Material to process
::::::::
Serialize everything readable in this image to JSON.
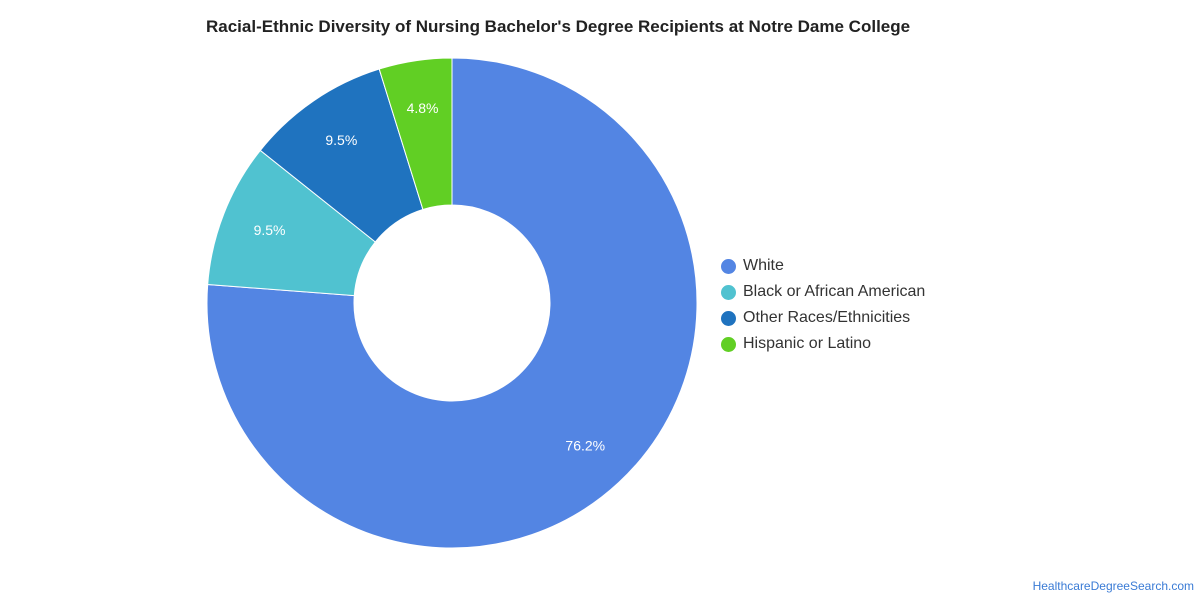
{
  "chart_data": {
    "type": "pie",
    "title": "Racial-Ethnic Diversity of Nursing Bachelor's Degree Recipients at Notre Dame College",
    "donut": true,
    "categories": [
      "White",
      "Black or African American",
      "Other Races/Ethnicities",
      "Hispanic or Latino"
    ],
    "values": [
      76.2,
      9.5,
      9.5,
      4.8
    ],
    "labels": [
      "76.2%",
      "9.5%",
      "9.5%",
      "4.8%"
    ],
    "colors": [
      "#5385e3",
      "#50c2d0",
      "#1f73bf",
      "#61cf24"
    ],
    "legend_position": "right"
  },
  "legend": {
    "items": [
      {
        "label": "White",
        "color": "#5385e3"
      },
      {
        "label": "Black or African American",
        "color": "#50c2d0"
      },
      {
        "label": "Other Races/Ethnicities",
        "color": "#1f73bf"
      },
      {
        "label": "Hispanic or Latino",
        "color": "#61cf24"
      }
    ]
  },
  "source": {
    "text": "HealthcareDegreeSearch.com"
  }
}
::::::::
Work to do
Scan the material for lines with the word "African", and copy each line you find.

Output
      "Black or African American",
        "label": "Black or African American",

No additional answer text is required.